> _THINGS TO DO_
A - In the passage on uplink synchronization, what is the second timing advance equal to in some examples?
B - Show every line of the entries that contains the string "button".

* start TEXT PASSAGE *

In this disclosure, some embodiments present a method for a UE to maintain an accurate UL synchronization on FL. As illustrated in FIG. 7, a FL is a link between an NTN satellite and a gNB or gateway on earth. The FL is used to serve a backhaul link. A UE needs to maintain an accurate UL synchronization, which includes pre-compensating a propagation delay for the FL or a part of the FL, so that the gNB may ensure a slot boundary alignment between a downlink slot and an uplink slot, leading to a feasible implementation. For a full FL propagation delay compensation, the UE can obtain a propagation delay between the satellite and the gNB/gateway on earth, then pre-compensates this delay for the uplink transmission. For partial FL propagation delay compensation, the UE can obtain a propagation delay between the satellite and a reference point (RP) as illustrated in FIG. 7, then the UE pre-compensates this delay and the rest of the delay will be handled by the network itself.

In some embodiments, some exemplary methods are illustrated as follows. For an uplink transmission performed by a UE, the UE can apply a timing advance for the uplink transmission, wherein the timing advance comprises at least a first timing advance and a second timing advance, a first timing advance is relevant to a SL propagation delay, and the second timing advance is relevant to a FL propagation delay. In some examples, the second timing advance is equal to twice of the FL propagation delay. In some examples, the FL propagation delay comprises a delay between an NTN satellite and a reference point (RP). In some examples, the RP may be on a gNB or gateway. In some examples, the FL propagation delay is obtained from at least one of the followings: a first position, a second position, a third position, a parameter, or an offset.

* end TEXT PASSAGE *
* start PROVIDED RECORDS *

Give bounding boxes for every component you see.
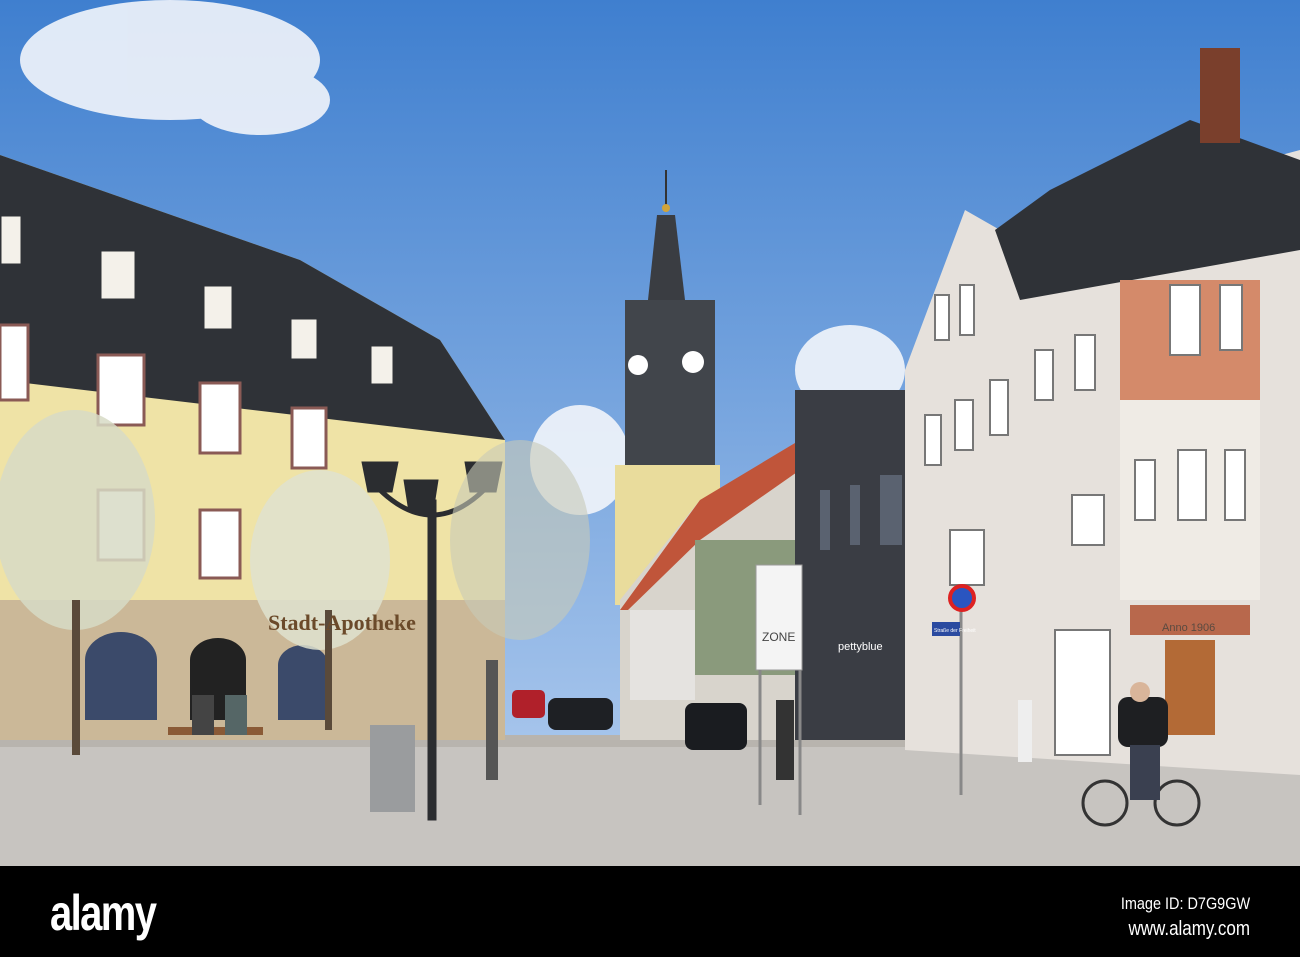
dark-building: pettyblue — [795, 390, 917, 740]
bench — [168, 727, 263, 735]
clock-face — [682, 351, 704, 373]
no-parking-sign — [948, 584, 976, 612]
alamy-logo: alamy — [50, 885, 157, 941]
pharmacy-sign: Stadt-Apotheke — [268, 610, 416, 635]
street-name-sign: Straße der Freiheit — [934, 628, 976, 634]
image-id: Image ID: D7G9GW — [1120, 894, 1250, 913]
shop-sign-pettyblue: pettyblue — [838, 641, 883, 653]
zone-sign: ZONE — [762, 630, 795, 644]
year-sign: Anno 1906 — [1162, 622, 1215, 634]
watermark-url: www.alamy.com — [1128, 918, 1250, 940]
street-photo: pettyblue Anno 1906 ZONE Straße der Frei… — [0, 0, 1300, 957]
town-square-scene: pettyblue Anno 1906 ZONE Straße der Frei… — [0, 0, 1300, 866]
watermark-bar: alamy Image ID: D7G9GW www.alamy.com — [0, 866, 1300, 957]
clock-face — [628, 355, 648, 375]
waste-bin — [370, 725, 415, 812]
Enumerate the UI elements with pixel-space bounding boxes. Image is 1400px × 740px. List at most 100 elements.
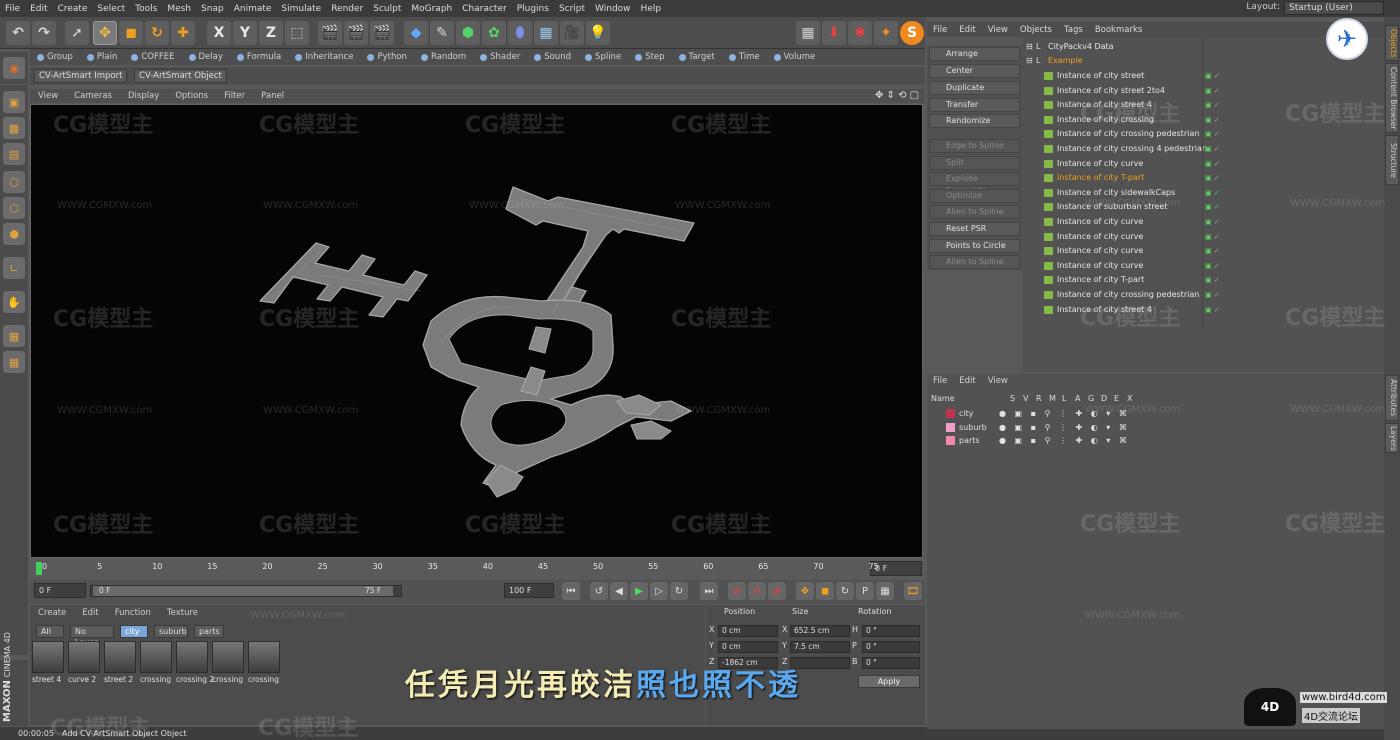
globe-icon[interactable]: ◉ [3,57,25,79]
command-reset-psr[interactable]: Reset PSR [929,222,1020,236]
xpresso-coffee[interactable]: COFFEE [124,52,181,62]
keyframe-icon[interactable]: ⊛ [768,582,786,600]
subdivision-icon[interactable]: ⬢ [456,21,480,45]
command-randomize[interactable]: Randomize [929,114,1020,128]
xpresso-sound[interactable]: Sound [527,52,578,62]
size-y-field[interactable]: 7.5 cm [790,641,850,653]
range-slider[interactable]: 0 F 75 F [90,585,402,597]
object-group[interactable]: ⊟ L Example [1022,54,1384,68]
tab-layers[interactable]: Layers [1385,423,1399,453]
xpresso-delay[interactable]: Delay [182,52,230,62]
menu-snap[interactable]: Snap [196,4,229,14]
viewport-nav-icons[interactable]: ✥ ⇕ ⟲ ▢ [875,90,919,101]
plugin-artsmart-object[interactable]: CV-ArtSmart Object [134,69,227,83]
visibility-dots-icon[interactable]: ▣ ✓ [1205,101,1225,109]
next-frame-icon[interactable]: ▷ [650,582,668,600]
material-tab-city[interactable]: city [120,625,148,638]
undo-icon[interactable]: ↶ [6,21,30,45]
points-mode-icon[interactable]: ⬡ [3,171,25,193]
xpresso-plain[interactable]: Plain [80,52,124,62]
object-row[interactable]: Instance of city T-part ▣ ✓ [1022,273,1384,287]
menu-render[interactable]: Render [326,4,368,14]
workplane-icon[interactable]: ▤ [3,143,25,165]
object-row[interactable]: Instance of city curve ▣ ✓ [1022,259,1384,273]
material-menu-function[interactable]: Function [107,608,159,618]
object-menu-bookmarks[interactable]: Bookmarks [1089,25,1149,35]
viewport-menu-cameras[interactable]: Cameras [66,91,120,101]
tweak-icon[interactable]: ✋ [3,291,25,313]
pla-key-icon[interactable]: ▦ [876,582,894,600]
polygons-mode-icon[interactable]: ⬢ [3,223,25,245]
visibility-dots-icon[interactable]: ▣ ✓ [1205,218,1225,226]
visibility-dots-icon[interactable]: ▣ ✓ [1205,130,1225,138]
script-icon[interactable]: ⬇ [822,21,846,45]
command-transfer[interactable]: Transfer [929,98,1020,112]
tab-structure[interactable]: Structure [1385,135,1399,185]
render-picture-icon[interactable]: 🎬 [344,21,368,45]
layer-color-swatch[interactable] [946,436,955,445]
visibility-dots-icon[interactable]: ▣ ✓ [1205,145,1225,153]
menu-window[interactable]: Window [590,4,636,14]
visibility-dots-icon[interactable]: ▣ ✓ [1205,160,1225,168]
layer-menu-file[interactable]: File [927,376,953,388]
visibility-dots-icon[interactable]: ▣ ✓ [1205,203,1225,211]
camera-icon[interactable]: 🎥 [560,21,584,45]
size-x-field[interactable]: 652.5 cm [790,625,850,637]
render-settings-icon[interactable]: 🎬 [370,21,394,45]
add-icon[interactable]: ✚ [171,21,195,45]
material-tab-no-layer[interactable]: No Layer [70,625,114,647]
menu-create[interactable]: Create [53,4,93,14]
rotation-h-field[interactable]: 0 ° [862,625,920,637]
prev-frame-icon[interactable]: ◀ [610,582,628,600]
deformer-icon[interactable]: ⬮ [508,21,532,45]
object-row[interactable]: Instance of city crossing pedestrian ▣ ✓ [1022,127,1384,141]
visibility-dots-icon[interactable]: ▣ ✓ [1205,262,1225,270]
axis-mode-icon[interactable]: ∟ [3,257,25,279]
command-arrange[interactable]: Arrange [929,47,1020,61]
end-frame-field[interactable]: 100 F [504,583,554,598]
menu-plugins[interactable]: Plugins [512,4,554,14]
command-points-to-circle[interactable]: Points to Circle [929,239,1020,253]
menu-file[interactable]: File [0,4,25,14]
pen-icon[interactable]: ✎ [430,21,454,45]
texture-mode-icon[interactable]: ▩ [3,117,25,139]
object-menu-edit[interactable]: Edit [953,25,981,35]
menu-simulate[interactable]: Simulate [276,4,326,14]
arrows-icon[interactable]: ✦ [874,21,898,45]
menu-select[interactable]: Select [92,4,130,14]
xpresso-volume[interactable]: Volume [767,52,823,62]
menu-script[interactable]: Script [554,4,590,14]
coordinate-system-icon[interactable]: ⬚ [285,21,309,45]
object-row[interactable]: Instance of city curve ▣ ✓ [1022,157,1384,171]
layer-toggles-icon[interactable]: ● ▣ ▪ ⚲ ⋮ ✚ ◐ ▾ ⌘ [999,434,1130,447]
menu-sculpt[interactable]: Sculpt [368,4,406,14]
render-view-icon[interactable]: 🎬 [318,21,342,45]
visibility-dots-icon[interactable]: ▣ ✓ [1205,247,1225,255]
snap-icon[interactable]: S [900,21,924,45]
position-x-field[interactable]: 0 cm [718,625,778,637]
layer-menu-edit[interactable]: Edit [953,376,981,388]
viewport-menu-display[interactable]: Display [120,91,167,101]
apply-button[interactable]: Apply [858,675,920,688]
object-row[interactable]: Instance of city curve ▣ ✓ [1022,230,1384,244]
menu-edit[interactable]: Edit [25,4,52,14]
visibility-dots-icon[interactable]: ▣ ✓ [1205,233,1225,241]
object-menu-tags[interactable]: Tags [1058,25,1089,35]
visibility-dots-icon[interactable]: ▣ ✓ [1205,291,1225,299]
next-key-icon[interactable]: ↻ [670,582,688,600]
layout-grid-icon[interactable]: ▦ [796,21,820,45]
object-row[interactable]: Instance of city crossing 4 pedestrian ▣ … [1022,142,1384,156]
z-axis-button[interactable]: Z [259,21,283,45]
rotate-icon[interactable]: ↻ [145,21,169,45]
start-frame-field[interactable]: 0 F [34,583,86,598]
xpresso-step[interactable]: Step [628,52,671,62]
scale-icon[interactable]: ◼ [119,21,143,45]
go-end-icon[interactable]: ⏭ [700,582,718,600]
x-axis-button[interactable]: X [207,21,231,45]
tab-content-browser[interactable]: Content Browser [1385,63,1399,133]
plugin-artsmart-import[interactable]: CV-ArtSmart Import [34,69,128,83]
menu-animate[interactable]: Animate [229,4,277,14]
material-thumbnail[interactable] [212,641,244,673]
menu-character[interactable]: Character [457,4,511,14]
visibility-dots-icon[interactable]: ▣ ✓ [1205,87,1225,95]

* end PROVIDED RECORDS *

> _OUTPUTS BY TASK_
A - It is equal to twice the FL propagation delay.

B -
apply-button[interactable]: Apply [858,675,920,688]
z-axis-button[interactable]: Z [259,21,283,45]
x-axis-button[interactable]: X [207,21,231,45]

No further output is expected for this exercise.